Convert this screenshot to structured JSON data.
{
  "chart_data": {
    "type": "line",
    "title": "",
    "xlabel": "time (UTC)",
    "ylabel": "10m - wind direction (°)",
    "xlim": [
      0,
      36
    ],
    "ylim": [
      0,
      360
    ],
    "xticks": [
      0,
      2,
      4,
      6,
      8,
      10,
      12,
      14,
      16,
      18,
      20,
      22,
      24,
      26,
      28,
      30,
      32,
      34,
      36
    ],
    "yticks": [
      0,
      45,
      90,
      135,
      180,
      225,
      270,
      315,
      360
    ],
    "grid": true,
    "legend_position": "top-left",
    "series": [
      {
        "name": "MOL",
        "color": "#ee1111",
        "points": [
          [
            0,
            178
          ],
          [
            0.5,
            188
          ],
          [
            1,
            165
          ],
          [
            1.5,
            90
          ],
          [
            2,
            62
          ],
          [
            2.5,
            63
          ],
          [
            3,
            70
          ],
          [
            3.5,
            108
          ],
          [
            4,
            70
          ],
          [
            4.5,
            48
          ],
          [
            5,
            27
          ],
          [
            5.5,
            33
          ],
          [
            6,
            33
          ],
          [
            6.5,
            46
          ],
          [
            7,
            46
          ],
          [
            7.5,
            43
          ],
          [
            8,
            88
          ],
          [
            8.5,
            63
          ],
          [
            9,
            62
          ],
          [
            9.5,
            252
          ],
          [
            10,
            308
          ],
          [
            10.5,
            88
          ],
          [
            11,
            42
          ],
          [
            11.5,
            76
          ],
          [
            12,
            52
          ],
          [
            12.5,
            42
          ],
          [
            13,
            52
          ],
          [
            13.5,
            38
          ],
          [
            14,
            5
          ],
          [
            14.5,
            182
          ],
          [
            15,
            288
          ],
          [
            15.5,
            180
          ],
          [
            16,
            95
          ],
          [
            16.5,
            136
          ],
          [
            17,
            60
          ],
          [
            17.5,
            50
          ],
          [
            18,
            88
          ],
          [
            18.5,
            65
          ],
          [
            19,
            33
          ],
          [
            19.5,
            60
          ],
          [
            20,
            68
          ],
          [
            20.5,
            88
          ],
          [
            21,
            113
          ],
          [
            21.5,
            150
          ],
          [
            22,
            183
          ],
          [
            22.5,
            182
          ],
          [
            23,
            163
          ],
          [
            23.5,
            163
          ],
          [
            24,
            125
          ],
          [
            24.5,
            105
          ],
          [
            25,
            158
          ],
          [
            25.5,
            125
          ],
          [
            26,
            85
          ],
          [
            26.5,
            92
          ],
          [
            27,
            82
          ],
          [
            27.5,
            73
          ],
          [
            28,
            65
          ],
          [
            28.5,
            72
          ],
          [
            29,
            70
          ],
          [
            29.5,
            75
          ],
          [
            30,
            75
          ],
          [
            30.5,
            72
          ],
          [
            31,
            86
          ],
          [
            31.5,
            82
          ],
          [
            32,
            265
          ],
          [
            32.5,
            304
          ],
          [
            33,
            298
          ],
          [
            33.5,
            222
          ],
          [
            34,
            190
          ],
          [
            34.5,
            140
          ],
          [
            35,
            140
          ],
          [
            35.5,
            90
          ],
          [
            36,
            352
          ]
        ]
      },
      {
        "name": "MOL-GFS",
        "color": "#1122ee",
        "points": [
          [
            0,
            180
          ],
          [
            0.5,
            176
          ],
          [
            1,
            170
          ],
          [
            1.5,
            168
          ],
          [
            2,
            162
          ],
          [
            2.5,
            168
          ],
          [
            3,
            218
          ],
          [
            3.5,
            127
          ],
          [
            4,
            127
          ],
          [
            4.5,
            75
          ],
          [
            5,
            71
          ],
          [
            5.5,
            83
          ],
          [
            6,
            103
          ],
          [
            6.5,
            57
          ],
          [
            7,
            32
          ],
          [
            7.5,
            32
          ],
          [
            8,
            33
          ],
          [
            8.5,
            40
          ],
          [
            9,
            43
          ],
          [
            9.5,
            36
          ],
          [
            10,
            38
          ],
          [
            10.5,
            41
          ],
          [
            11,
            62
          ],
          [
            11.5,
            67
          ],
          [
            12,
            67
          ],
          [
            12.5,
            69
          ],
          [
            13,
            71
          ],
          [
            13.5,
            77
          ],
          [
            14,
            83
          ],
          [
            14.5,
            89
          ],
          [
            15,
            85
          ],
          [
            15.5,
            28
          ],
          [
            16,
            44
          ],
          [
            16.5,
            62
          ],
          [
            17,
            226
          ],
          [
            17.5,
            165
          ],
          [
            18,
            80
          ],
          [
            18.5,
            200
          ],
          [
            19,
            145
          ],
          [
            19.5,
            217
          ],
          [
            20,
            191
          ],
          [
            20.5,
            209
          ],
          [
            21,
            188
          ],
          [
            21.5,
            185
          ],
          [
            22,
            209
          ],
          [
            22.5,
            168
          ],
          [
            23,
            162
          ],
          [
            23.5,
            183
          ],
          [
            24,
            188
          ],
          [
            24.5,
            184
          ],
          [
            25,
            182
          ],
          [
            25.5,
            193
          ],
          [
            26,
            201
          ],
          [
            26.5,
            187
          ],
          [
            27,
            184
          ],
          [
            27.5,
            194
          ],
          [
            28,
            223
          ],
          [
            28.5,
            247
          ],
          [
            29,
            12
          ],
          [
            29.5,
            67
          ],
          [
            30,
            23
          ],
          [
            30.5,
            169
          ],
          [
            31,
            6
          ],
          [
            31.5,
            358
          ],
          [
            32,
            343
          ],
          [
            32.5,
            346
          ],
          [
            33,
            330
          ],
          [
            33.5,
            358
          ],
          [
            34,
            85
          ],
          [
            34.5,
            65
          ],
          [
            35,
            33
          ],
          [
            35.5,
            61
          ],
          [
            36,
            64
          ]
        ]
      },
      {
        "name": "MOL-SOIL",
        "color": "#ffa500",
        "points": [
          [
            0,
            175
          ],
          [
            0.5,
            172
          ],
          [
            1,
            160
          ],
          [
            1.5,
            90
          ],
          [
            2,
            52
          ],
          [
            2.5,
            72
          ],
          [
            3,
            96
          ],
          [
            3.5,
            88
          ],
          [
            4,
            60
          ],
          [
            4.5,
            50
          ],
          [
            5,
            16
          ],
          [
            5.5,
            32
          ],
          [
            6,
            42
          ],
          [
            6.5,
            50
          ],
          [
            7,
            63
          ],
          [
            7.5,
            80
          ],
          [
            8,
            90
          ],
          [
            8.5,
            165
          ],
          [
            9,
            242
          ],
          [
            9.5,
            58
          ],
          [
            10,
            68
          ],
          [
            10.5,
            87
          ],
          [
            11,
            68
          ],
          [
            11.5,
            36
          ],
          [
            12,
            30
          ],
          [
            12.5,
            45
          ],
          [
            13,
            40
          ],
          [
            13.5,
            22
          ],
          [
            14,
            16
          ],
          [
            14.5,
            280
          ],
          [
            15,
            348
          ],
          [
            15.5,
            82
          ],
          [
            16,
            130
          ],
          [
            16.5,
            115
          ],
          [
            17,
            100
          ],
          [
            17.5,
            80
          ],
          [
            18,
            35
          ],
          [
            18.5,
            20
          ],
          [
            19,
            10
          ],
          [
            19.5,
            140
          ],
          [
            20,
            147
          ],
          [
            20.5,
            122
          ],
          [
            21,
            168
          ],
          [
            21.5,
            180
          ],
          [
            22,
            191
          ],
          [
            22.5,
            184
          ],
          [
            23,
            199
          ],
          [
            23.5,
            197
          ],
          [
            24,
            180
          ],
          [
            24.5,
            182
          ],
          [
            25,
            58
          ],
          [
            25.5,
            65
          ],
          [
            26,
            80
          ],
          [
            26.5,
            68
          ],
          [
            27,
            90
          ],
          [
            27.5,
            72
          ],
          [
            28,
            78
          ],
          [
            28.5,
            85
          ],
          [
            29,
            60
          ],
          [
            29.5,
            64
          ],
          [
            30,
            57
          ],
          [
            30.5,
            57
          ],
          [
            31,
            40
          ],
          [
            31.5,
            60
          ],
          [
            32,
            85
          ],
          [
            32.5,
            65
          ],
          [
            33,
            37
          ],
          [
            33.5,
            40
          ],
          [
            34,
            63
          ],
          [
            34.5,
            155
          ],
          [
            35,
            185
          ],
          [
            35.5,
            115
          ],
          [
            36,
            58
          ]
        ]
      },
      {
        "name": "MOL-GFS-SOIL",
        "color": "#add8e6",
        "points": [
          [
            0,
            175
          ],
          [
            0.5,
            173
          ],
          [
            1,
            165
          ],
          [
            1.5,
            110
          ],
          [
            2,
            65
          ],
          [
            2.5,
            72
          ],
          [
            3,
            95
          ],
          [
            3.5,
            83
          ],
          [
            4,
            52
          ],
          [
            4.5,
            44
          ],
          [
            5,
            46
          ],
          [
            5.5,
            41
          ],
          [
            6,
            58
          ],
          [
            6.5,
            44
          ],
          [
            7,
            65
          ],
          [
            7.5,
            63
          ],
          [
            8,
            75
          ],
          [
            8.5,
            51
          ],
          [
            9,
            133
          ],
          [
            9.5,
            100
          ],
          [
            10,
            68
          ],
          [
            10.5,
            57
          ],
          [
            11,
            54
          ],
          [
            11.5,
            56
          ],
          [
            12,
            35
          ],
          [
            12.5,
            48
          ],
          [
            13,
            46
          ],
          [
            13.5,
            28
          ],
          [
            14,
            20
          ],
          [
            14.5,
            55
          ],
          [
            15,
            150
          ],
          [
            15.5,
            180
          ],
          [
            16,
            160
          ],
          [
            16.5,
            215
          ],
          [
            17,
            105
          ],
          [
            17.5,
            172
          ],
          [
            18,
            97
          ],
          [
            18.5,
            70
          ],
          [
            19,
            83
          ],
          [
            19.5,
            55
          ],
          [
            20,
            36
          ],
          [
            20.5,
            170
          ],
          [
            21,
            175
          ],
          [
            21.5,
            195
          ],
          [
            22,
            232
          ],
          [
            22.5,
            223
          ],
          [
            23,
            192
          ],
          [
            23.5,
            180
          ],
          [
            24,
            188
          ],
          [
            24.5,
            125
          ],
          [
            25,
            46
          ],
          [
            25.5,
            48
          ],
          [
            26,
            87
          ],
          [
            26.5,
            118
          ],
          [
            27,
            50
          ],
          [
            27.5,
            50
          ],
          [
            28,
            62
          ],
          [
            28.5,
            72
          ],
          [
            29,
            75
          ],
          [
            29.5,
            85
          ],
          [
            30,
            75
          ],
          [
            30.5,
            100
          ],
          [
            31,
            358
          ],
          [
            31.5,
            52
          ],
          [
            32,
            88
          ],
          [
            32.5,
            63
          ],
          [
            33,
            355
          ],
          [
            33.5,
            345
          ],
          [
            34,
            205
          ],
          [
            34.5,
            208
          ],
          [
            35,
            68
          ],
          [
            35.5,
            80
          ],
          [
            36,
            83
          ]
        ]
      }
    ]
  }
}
....................
Read the lines above. Gather those in which the string "color" is found.

* Exercise answer *
        "color": "#ee1111",
        "color": "#1122ee",
        "color": "#ffa500",
        "color": "#add8e6",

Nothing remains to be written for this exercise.